Copy out word for word, and with nothing else, the stretch of the records below from their start through the line that contains "96, 441, 107]".

DATASET EXCERPTS >>
********************
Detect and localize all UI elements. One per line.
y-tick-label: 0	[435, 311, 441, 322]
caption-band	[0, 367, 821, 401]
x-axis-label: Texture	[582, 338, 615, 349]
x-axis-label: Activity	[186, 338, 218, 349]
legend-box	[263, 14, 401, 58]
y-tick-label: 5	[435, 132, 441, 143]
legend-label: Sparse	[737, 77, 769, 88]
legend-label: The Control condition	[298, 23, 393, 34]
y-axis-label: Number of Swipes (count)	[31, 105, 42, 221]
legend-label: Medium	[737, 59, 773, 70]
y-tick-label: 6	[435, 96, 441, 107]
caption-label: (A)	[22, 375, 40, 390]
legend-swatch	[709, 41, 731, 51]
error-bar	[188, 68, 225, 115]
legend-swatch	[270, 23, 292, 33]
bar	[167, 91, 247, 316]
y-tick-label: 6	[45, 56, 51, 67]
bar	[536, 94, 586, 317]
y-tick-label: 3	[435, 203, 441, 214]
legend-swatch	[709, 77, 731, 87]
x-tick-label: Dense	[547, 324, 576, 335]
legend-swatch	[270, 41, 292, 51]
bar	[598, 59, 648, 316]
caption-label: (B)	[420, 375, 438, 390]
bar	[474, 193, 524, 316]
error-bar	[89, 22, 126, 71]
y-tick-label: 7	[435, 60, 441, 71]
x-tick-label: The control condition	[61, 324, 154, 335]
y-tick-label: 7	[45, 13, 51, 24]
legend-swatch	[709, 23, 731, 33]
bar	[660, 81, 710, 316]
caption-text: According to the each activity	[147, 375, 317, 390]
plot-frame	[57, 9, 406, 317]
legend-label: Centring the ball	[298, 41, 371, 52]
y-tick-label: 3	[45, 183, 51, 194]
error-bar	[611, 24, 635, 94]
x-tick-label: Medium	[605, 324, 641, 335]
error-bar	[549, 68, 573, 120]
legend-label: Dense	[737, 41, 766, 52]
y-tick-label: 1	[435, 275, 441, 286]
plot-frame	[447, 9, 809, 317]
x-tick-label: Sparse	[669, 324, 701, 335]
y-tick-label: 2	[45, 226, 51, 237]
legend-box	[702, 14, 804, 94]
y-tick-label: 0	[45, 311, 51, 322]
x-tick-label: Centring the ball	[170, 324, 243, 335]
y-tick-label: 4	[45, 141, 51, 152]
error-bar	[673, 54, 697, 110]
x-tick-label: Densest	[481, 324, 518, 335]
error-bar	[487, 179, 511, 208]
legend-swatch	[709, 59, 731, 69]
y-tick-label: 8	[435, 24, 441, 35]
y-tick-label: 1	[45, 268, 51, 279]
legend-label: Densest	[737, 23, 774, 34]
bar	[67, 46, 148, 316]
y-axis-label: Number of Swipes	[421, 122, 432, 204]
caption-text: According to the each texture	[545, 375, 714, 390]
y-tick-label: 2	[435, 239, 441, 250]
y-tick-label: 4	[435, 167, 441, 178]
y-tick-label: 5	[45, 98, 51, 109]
********************
CORRECT RESULT >>
Detect and localize all UI elements. One per line.
y-tick-label: 0	[435, 311, 441, 322]
caption-band	[0, 367, 821, 401]
x-axis-label: Texture	[582, 338, 615, 349]
x-axis-label: Activity	[186, 338, 218, 349]
legend-box	[263, 14, 401, 58]
y-tick-label: 5	[435, 132, 441, 143]
legend-label: Sparse	[737, 77, 769, 88]
legend-label: The Control condition	[298, 23, 393, 34]
y-axis-label: Number of Swipes (count)	[31, 105, 42, 221]
legend-label: Medium	[737, 59, 773, 70]
y-tick-label: 6	[435, 96, 441, 107]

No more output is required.